### Text under study:
============================================================
I can’t figure out how to get a chance to click on “Allow” now; do you have any ideas?

The dialog says: “Learn more about or turn off this service by going to Preferences > Security and Privacy.”

I presumed this refers to: Word → Preferences … (There is, of course, a “Security and Privacy” pane in  → System Preferences but I looked there and couldn’t find categories that look relevant to uploading a file for conversion.)

But, as you can see, there is only “Privacy” here, not “Security and Privacy” in Word → Preferences …

Clicking on Privacy brings up this:

I thought that “Manage Connected Experiences” would give me the opportunity to allow PDF uploads. Curiously, the “Learn More… “ link refers to a page that apparently applies to only Microsoft 365 products:

Excel for Microsoft 365 Word for Microsoft 365 Outlook for Microsoft 365 PowerPoint for Microsoft 365 Access for Microsoft 365 Publisher for Microsoft 365 Excel for Microsoft 365 for Mac Word for Microsoft 365 for Mac Outlook for Microsoft 365 for Mac PowerPoint for Microsoft 365 for Mac

As you can see, I’ve checked all the “Connected Experiences” checkboxes:

So …

Do you have any ideas how to get that dialog box you posted to appear again? How might I change my mind and now allow PDFs to be uploaded?

Thank you for taking the time to read this.
============================================================
### Given records:

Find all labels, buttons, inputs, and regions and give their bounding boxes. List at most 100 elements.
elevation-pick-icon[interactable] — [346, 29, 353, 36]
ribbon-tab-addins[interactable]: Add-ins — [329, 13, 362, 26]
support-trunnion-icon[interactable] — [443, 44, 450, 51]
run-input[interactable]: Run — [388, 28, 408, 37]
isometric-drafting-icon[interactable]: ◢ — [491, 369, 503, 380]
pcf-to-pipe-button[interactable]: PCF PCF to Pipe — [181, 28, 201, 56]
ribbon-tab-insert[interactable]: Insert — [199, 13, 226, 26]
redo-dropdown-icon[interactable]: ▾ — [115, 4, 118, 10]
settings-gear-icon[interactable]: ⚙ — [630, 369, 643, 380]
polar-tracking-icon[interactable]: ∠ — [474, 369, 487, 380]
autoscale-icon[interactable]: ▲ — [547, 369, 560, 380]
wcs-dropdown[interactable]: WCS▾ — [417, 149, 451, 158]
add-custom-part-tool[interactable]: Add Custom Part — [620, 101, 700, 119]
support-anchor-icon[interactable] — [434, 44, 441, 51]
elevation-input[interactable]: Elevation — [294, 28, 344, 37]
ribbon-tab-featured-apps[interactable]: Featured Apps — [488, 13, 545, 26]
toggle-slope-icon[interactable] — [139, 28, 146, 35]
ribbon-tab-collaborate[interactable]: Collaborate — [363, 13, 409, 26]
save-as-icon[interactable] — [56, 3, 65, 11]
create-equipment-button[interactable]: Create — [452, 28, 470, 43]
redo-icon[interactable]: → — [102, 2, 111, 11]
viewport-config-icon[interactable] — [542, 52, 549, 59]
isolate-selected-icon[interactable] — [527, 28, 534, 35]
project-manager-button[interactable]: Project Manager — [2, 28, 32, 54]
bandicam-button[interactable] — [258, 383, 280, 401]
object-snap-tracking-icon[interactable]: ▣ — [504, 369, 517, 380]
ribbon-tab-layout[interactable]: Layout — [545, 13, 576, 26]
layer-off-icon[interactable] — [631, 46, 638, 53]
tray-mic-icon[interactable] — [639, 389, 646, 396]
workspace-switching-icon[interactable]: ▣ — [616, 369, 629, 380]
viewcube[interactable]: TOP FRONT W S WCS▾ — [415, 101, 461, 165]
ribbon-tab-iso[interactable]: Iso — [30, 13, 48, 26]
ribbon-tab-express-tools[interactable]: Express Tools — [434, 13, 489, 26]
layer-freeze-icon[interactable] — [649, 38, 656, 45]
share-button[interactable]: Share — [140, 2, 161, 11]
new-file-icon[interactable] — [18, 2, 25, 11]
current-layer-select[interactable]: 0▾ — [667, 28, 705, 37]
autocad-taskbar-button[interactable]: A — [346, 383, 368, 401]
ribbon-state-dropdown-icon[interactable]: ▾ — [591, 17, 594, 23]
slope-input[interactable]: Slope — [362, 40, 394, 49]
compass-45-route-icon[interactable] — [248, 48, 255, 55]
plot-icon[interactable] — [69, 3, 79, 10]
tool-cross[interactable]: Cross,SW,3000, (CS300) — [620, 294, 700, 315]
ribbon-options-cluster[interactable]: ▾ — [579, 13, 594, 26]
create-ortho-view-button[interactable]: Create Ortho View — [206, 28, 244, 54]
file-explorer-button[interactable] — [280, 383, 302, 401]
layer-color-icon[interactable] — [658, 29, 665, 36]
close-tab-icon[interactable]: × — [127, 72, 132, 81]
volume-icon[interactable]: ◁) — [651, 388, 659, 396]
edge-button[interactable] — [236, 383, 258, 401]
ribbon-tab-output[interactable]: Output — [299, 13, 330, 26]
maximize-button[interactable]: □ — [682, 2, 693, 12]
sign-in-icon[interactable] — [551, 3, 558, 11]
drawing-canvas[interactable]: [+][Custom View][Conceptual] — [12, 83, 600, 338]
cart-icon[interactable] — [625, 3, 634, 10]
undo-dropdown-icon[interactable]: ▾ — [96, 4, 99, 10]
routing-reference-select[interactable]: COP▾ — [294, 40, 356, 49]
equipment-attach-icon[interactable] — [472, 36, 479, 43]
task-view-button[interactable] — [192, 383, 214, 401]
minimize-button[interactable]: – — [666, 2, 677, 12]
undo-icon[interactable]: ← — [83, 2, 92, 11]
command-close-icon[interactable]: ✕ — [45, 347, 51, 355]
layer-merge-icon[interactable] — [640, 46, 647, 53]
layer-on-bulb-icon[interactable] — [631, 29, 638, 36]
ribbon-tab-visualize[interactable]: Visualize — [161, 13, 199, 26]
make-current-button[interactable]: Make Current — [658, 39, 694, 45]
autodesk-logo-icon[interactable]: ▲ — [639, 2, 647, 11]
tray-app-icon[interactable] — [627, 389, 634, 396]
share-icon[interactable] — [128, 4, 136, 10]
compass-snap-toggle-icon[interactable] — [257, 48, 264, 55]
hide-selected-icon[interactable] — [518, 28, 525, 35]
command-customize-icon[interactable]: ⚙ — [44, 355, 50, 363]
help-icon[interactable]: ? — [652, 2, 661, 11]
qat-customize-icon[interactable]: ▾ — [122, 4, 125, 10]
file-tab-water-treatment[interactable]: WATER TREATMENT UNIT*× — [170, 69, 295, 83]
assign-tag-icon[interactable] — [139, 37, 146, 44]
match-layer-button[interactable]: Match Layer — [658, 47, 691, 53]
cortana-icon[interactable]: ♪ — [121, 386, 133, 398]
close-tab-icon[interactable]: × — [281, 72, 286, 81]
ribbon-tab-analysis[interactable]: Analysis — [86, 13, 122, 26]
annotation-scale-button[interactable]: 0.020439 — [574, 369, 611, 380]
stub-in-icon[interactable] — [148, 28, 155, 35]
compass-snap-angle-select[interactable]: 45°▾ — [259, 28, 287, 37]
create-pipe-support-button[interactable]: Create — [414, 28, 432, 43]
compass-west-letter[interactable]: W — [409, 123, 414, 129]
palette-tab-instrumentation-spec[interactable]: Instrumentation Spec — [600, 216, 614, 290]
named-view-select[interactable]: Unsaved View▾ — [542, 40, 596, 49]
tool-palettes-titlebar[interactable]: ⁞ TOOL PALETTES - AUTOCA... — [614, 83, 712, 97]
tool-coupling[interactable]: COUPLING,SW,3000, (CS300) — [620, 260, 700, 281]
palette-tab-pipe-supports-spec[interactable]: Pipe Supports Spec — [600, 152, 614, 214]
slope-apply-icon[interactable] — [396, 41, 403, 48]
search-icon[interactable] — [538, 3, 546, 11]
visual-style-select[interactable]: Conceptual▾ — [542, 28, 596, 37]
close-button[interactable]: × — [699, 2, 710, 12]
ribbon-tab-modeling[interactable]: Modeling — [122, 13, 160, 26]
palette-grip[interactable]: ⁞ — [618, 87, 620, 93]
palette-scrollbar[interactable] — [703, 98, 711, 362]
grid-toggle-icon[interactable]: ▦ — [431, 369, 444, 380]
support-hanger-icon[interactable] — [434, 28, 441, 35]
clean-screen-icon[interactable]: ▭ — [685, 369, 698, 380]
============================================================
Using the post about Word's Preferences above, decide whether each statement agrees with it, answering yes or no and quoting the words of the post that settle it. (a) Word → Preferences contains a pane called "Security and Privacy." (b) The writer has checked every "Connected Experiences" checkbox. (c) The writer found categories about uploading a file for conversion in the "Security and Privacy" pane of System Preferences.

(a) No: "there is only “Privacy” here, not “Security and Privacy” in Word → Preferences …"
(b) Yes: "I’ve checked all the “Connected Experiences” checkboxes"
(c) No: "couldn’t find categories that look relevant to uploading a file for conversion"